[Data items]
+===+

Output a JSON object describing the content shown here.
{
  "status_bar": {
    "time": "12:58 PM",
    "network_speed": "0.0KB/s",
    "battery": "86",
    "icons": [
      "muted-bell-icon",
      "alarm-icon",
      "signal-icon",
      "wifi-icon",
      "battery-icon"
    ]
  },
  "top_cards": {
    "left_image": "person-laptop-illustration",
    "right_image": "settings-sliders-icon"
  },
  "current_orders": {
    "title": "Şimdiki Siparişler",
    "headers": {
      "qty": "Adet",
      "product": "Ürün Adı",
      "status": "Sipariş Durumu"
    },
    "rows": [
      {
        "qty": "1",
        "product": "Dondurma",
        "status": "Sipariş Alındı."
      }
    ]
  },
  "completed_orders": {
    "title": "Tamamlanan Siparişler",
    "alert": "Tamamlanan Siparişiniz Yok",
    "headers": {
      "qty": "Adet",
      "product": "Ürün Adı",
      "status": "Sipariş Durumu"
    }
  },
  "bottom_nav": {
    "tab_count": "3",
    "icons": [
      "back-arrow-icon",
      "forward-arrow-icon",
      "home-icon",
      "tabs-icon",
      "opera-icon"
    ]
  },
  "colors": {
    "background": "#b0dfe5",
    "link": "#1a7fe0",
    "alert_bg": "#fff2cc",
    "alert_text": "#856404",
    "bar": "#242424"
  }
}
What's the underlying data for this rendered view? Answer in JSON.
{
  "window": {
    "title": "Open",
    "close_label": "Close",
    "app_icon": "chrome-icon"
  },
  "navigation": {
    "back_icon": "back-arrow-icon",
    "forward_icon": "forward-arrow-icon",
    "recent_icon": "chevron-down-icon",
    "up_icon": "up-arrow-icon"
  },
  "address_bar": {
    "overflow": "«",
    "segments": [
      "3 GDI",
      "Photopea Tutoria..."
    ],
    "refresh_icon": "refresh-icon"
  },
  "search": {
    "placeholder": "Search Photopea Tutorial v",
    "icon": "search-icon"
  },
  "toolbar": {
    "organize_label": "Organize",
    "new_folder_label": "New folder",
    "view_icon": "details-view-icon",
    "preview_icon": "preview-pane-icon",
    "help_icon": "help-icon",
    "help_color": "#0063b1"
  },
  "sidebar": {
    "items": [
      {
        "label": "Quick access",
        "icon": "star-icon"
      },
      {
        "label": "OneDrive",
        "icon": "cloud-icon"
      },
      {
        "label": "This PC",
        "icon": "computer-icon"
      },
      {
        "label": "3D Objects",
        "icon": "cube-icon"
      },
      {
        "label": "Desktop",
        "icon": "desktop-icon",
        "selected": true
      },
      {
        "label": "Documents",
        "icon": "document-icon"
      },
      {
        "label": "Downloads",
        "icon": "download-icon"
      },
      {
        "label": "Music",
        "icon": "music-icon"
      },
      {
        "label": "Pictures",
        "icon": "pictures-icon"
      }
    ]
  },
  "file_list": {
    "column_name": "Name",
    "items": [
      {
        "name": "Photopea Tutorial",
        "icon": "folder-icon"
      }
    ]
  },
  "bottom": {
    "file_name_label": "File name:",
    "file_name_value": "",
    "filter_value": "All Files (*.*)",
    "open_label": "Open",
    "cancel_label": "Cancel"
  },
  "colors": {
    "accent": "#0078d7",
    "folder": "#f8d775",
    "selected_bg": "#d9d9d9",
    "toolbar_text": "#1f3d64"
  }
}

+===+

What is required: Repeat the records above exactly.

Result below:
Output a JSON object describing the content shown here.
{
  "status_bar": {
    "time": "12:58 PM",
    "network_speed": "0.0KB/s",
    "battery": "86",
    "icons": [
      "muted-bell-icon",
      "alarm-icon",
      "signal-icon",
      "wifi-icon",
      "battery-icon"
    ]
  },
  "top_cards": {
    "left_image": "person-laptop-illustration",
    "right_image": "settings-sliders-icon"
  },
  "current_orders": {
    "title": "Şimdiki Siparişler",
    "headers": {
      "qty": "Adet",
      "product": "Ürün Adı",
      "status": "Sipariş Durumu"
    },
    "rows": [
      {
        "qty": "1",
        "product": "Dondurma",
        "status": "Sipariş Alındı."
      }
    ]
  },
  "completed_orders": {
    "title": "Tamamlanan Siparişler",
    "alert": "Tamamlanan Siparişiniz Yok",
    "headers": {
      "qty": "Adet",
      "product": "Ürün Adı",
      "status": "Sipariş Durumu"
    }
  },
  "bottom_nav": {
    "tab_count": "3",
    "icons": [
      "back-arrow-icon",
      "forward-arrow-icon",
      "home-icon",
      "tabs-icon",
      "opera-icon"
    ]
  },
  "colors": {
    "background": "#b0dfe5",
    "link": "#1a7fe0",
    "alert_bg": "#fff2cc",
    "alert_text": "#856404",
    "bar": "#242424"
  }
}
What's the underlying data for this rendered view? Answer in JSON.
{
  "window": {
    "title": "Open",
    "close_label": "Close",
    "app_icon": "chrome-icon"
  },
  "navigation": {
    "back_icon": "back-arrow-icon",
    "forward_icon": "forward-arrow-icon",
    "recent_icon": "chevron-down-icon",
    "up_icon": "up-arrow-icon"
  },
  "address_bar": {
    "overflow": "«",
    "segments": [
      "3 GDI",
      "Photopea Tutoria..."
    ],
    "refresh_icon": "refresh-icon"
  },
  "search": {
    "placeholder": "Search Photopea Tutorial v",
    "icon": "search-icon"
  },
  "toolbar": {
    "organize_label": "Organize",
    "new_folder_label": "New folder",
    "view_icon": "details-view-icon",
    "preview_icon": "preview-pane-icon",
    "help_icon": "help-icon",
    "help_color": "#0063b1"
  },
  "sidebar": {
    "items": [
      {
        "label": "Quick access",
        "icon": "star-icon"
      },
      {
        "label": "OneDrive",
        "icon": "cloud-icon"
      },
      {
        "label": "This PC",
        "icon": "computer-icon"
      },
      {
        "label": "3D Objects",
        "icon": "cube-icon"
      },
      {
        "label": "Desktop",
        "icon": "desktop-icon",
        "selected": true
      },
      {
        "label": "Documents",
        "icon": "document-icon"
      },
      {
        "label": "Downloads",
        "icon": "download-icon"
      },
      {
        "label": "Music",
        "icon": "music-icon"
      },
      {
        "label": "Pictures",
        "icon": "pictures-icon"
      }
    ]
  },
  "file_list": {
    "column_name": "Name",
    "items": [
      {
        "name": "Photopea Tutorial",
        "icon": "folder-icon"
      }
    ]
  },
  "bottom": {
    "file_name_label": "File name:",
    "file_name_value": "",
    "filter_value": "All Files (*.*)",
    "open_label": "Open",
    "cancel_label": "Cancel"
  },
  "colors": {
    "accent": "#0078d7",
    "folder": "#f8d775",
    "selected_bg": "#d9d9d9",
    "toolbar_text": "#1f3d64"
  }
}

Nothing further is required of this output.